INPUT MATERIAL:
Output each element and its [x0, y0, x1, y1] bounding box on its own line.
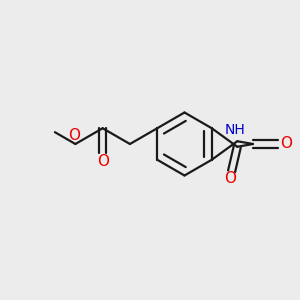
Text: O: O	[97, 154, 109, 169]
Text: NH: NH	[224, 123, 245, 137]
Text: O: O	[224, 171, 236, 186]
Text: O: O	[68, 128, 80, 143]
Text: O: O	[280, 136, 292, 152]
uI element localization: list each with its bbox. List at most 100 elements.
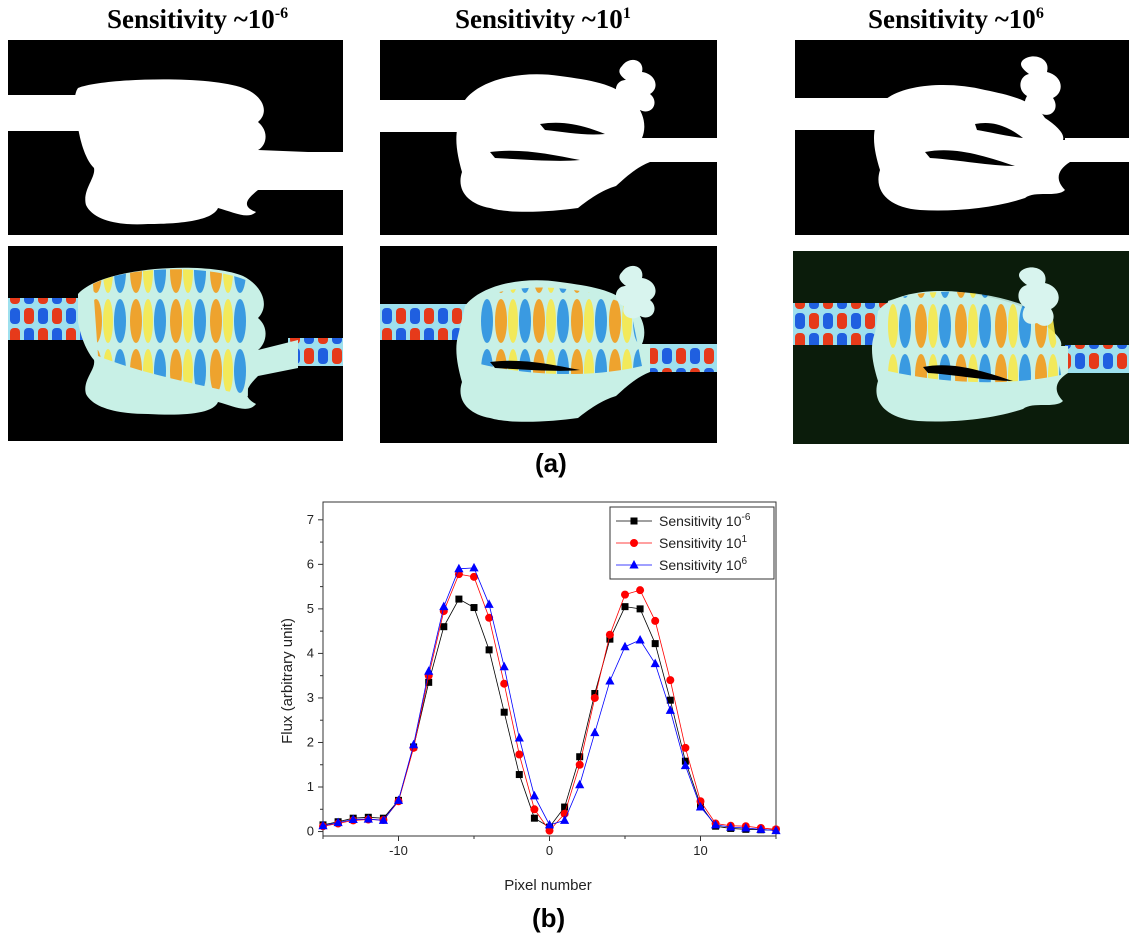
data-point [636,605,644,613]
data-point [606,635,614,643]
data-point [650,658,660,668]
y-tick-label: 6 [307,556,314,571]
data-point [470,604,478,612]
column-title-3: Sensitivity ~106 [868,4,1044,35]
data-point [635,635,645,644]
data-point [485,613,494,622]
data-point [666,696,674,704]
structure-image-2 [380,40,717,235]
legend-label: Sensitivity 10-6 [659,512,751,529]
data-point [696,797,705,806]
structure-image-1 [8,40,343,235]
column-title-3-base: Sensitivity ~10 [868,4,1036,34]
data-point [393,795,404,804]
data-point [530,814,538,822]
data-point [605,676,615,685]
legend-entry: Sensitivity 106 [616,556,747,573]
series-square [319,595,780,834]
data-point [605,630,614,639]
data-point [454,563,464,573]
data-point [470,572,478,581]
data-point [575,760,584,769]
data-point [560,815,570,824]
field-image-1 [8,246,343,441]
x-axis-label: Pixel number [504,877,592,894]
column-title-2-base: Sensitivity ~10 [455,4,623,34]
y-tick-label: 3 [307,690,314,705]
column-title-2-exponent: 1 [622,5,631,22]
column-title-1-exponent: -6 [274,5,289,22]
data-point [726,822,736,831]
series-triangle [318,562,781,835]
data-point [439,601,449,611]
data-point [590,727,600,737]
subfigure-label-a: (a) [535,448,567,478]
data-point [333,817,343,827]
data-point [499,661,509,671]
column-title-3-exponent: 6 [1035,5,1044,22]
series-circle [319,570,780,835]
column-title-2: Sensitivity ~101 [455,4,631,35]
y-axis-label: Flux (arbitrary unit) [279,618,296,744]
data-point [318,820,328,830]
data-point [741,822,751,832]
data-point [544,819,555,829]
data-point [455,595,463,603]
data-point [378,815,388,824]
data-point [666,676,675,685]
legend-marker [630,539,638,547]
legend-marker [629,560,639,569]
data-point [500,708,508,716]
column-title-1-base: Sensitivity ~10 [107,4,275,34]
data-point [621,603,629,611]
series-line [322,567,777,832]
data-point [695,802,706,811]
x-tick-label: 10 [693,843,707,858]
structure-image-3 [795,40,1129,235]
data-point [425,678,433,686]
data-point [529,790,539,800]
data-point [485,646,493,654]
data-point [711,819,721,829]
y-tick-label: 0 [307,824,314,839]
legend-entry: Sensitivity 10-6 [616,512,751,529]
data-point [469,562,479,572]
field-image-3 [793,251,1129,444]
data-point [771,825,781,835]
data-point [636,586,645,595]
data-point [681,743,690,752]
data-point [348,814,358,824]
series-line [322,573,777,832]
legend-label: Sensitivity 101 [659,534,747,551]
data-point [620,641,630,651]
data-point [756,824,766,833]
field-image-2 [380,246,717,443]
data-point [530,805,539,814]
column-title-1: Sensitivity ~10-6 [107,4,288,35]
data-point [545,826,554,835]
data-point [514,733,524,742]
data-point [575,779,585,789]
data-point [651,616,660,625]
data-point [440,623,448,631]
data-point [665,705,675,714]
subfigure-label-b: (b) [532,903,566,933]
data-point [500,679,509,688]
data-point [484,599,494,608]
x-tick-label: -10 [389,843,408,858]
y-tick-label: 2 [307,734,314,749]
series-line [322,598,777,831]
data-point [590,693,599,702]
data-point [409,739,419,749]
data-point [424,666,434,675]
y-tick-label: 1 [307,779,314,794]
data-point [515,771,523,779]
legend-marker [630,517,638,525]
y-tick-label: 5 [307,601,314,616]
data-point [515,750,524,759]
y-tick-label: 4 [307,645,314,660]
data-point [591,689,599,697]
x-tick-label: 0 [546,843,553,858]
data-point [561,803,569,811]
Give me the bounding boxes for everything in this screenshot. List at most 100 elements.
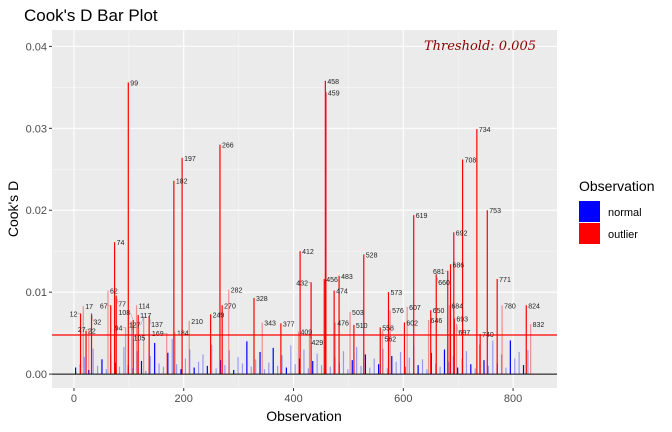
outlier-label: 619 bbox=[416, 213, 428, 220]
outlier-bar bbox=[486, 210, 488, 375]
outlier-label: 459 bbox=[328, 90, 340, 97]
normal-bar bbox=[263, 369, 266, 375]
x-tick-label: 200 bbox=[175, 393, 193, 405]
outlier-label: 476 bbox=[337, 320, 349, 327]
outlier-bar bbox=[349, 311, 351, 375]
outlier-bar bbox=[124, 327, 127, 375]
outlier-label: 681 bbox=[433, 269, 445, 276]
outlier-label: 377 bbox=[283, 321, 295, 328]
outlier-label: 576 bbox=[392, 308, 404, 315]
normal-bar bbox=[167, 352, 169, 375]
outlier-label: 27 bbox=[78, 327, 86, 334]
outlier-label: 108 bbox=[118, 310, 130, 317]
normal-bar bbox=[197, 361, 200, 375]
x-tick-label: 400 bbox=[284, 393, 302, 405]
normal-bar bbox=[83, 356, 85, 375]
outlier-label: 328 bbox=[256, 296, 268, 303]
outlier-bar bbox=[449, 264, 452, 375]
outlier-label: 182 bbox=[176, 179, 188, 186]
x-tick-label: 0 bbox=[71, 393, 77, 405]
outlier-bar bbox=[143, 316, 145, 375]
label-leader-line bbox=[107, 305, 111, 306]
outlier-bar bbox=[530, 324, 532, 375]
outlier-label: 686 bbox=[453, 262, 465, 269]
normal-bar bbox=[417, 365, 419, 375]
normal-bar bbox=[487, 365, 489, 375]
outlier-label: 22 bbox=[88, 329, 96, 336]
outlier-bar bbox=[479, 333, 481, 375]
outlier-bar bbox=[413, 215, 415, 375]
outlier-labels: 458 99 459 734 266 197 708 182 753 619 692 74 412 528… bbox=[70, 79, 545, 347]
normal-bar bbox=[294, 364, 296, 375]
normal-bar bbox=[211, 344, 213, 375]
outlier-label: 67 bbox=[100, 303, 108, 310]
outlier-label: 17 bbox=[85, 304, 93, 311]
outlier-label: 62 bbox=[110, 289, 118, 296]
y-tick-label: 0.04 bbox=[26, 41, 47, 53]
outlier-bar bbox=[453, 318, 455, 375]
normal-bar bbox=[101, 359, 103, 375]
label-leader-line bbox=[148, 315, 152, 325]
normal-bar bbox=[408, 357, 410, 375]
label-leader-line bbox=[77, 313, 81, 315]
outlier-bar bbox=[308, 333, 311, 375]
outlier-bar bbox=[353, 324, 355, 375]
outlier-label: 412 bbox=[302, 249, 314, 256]
normal-bar bbox=[505, 367, 507, 375]
outlier-bar bbox=[188, 320, 190, 375]
outlier-bar bbox=[430, 310, 432, 375]
label-leader-line bbox=[85, 328, 89, 330]
normal-bar bbox=[140, 360, 143, 375]
normal-bar bbox=[259, 351, 261, 375]
normal-bar bbox=[347, 369, 349, 375]
outlier-label: 270 bbox=[224, 303, 236, 310]
outlier-label: 114 bbox=[139, 303, 150, 310]
label-leader-line bbox=[116, 295, 119, 304]
outlier-label: 137 bbox=[151, 322, 163, 329]
normal-bar bbox=[206, 365, 208, 375]
normal-bar bbox=[514, 358, 516, 375]
legend-key-normal bbox=[579, 201, 600, 222]
normal-bar bbox=[105, 369, 107, 375]
label-leader-line bbox=[436, 274, 439, 283]
normal-bar bbox=[439, 366, 441, 375]
outlier-label: 127 bbox=[129, 323, 141, 330]
normal-bar bbox=[312, 360, 314, 375]
y-tick-label: 0.01 bbox=[26, 287, 47, 299]
normal-bar bbox=[360, 365, 362, 375]
normal-bar bbox=[176, 364, 178, 375]
outlier-label: 771 bbox=[499, 277, 511, 284]
outlier-bar bbox=[501, 305, 503, 375]
x-tick-label: 600 bbox=[394, 393, 412, 405]
normal-bar bbox=[378, 364, 380, 375]
legend-key-outlier bbox=[579, 223, 600, 244]
outlier-label: 483 bbox=[341, 274, 353, 281]
outlier-label: 646 bbox=[431, 318, 443, 325]
outlier-label: 660 bbox=[438, 280, 450, 287]
legend-label-outlier: outlier bbox=[608, 229, 638, 241]
normal-bar bbox=[118, 366, 121, 375]
outlier-bar bbox=[166, 333, 168, 375]
normal-bar bbox=[92, 348, 94, 375]
normal-bar bbox=[356, 347, 358, 375]
outlier-label: 343 bbox=[264, 320, 276, 327]
outlier-bar bbox=[174, 332, 176, 375]
outlier-bar bbox=[280, 323, 282, 375]
label-leader-line bbox=[122, 327, 126, 329]
normal-bar bbox=[184, 358, 186, 375]
label-leader-line bbox=[130, 312, 134, 321]
normal-bar bbox=[149, 356, 151, 375]
normal-bar bbox=[88, 369, 90, 375]
label-leader-line bbox=[140, 316, 144, 326]
outlier-label: 753 bbox=[489, 208, 501, 215]
outlier-bar bbox=[447, 270, 449, 375]
normal-bar bbox=[426, 369, 428, 375]
outlier-label: 210 bbox=[191, 319, 203, 326]
chart-title: Cook's D Bar Plot bbox=[24, 6, 158, 25]
normal-bar bbox=[474, 368, 476, 375]
outlier-bar bbox=[338, 275, 340, 375]
normal-bar bbox=[443, 349, 446, 375]
normal-bar bbox=[246, 341, 248, 375]
legend-label-normal: normal bbox=[608, 207, 642, 219]
outlier-label: 474 bbox=[336, 289, 348, 296]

PROBLEM TO SOLVE: Copy out, unchanged, everything from the line containing "154, 109, 169]" down to the line containing "uI element localization: list", both of those lines included.

FINISHED EXERCISE:
Text: O: O	[97, 154, 109, 169]
Text: NH: NH	[224, 123, 245, 137]
Text: O: O	[224, 171, 236, 186]
Text: O: O	[68, 128, 80, 143]
Text: O: O	[280, 136, 292, 152]
uI element localization: list each with its bbox. List at most 100 elements.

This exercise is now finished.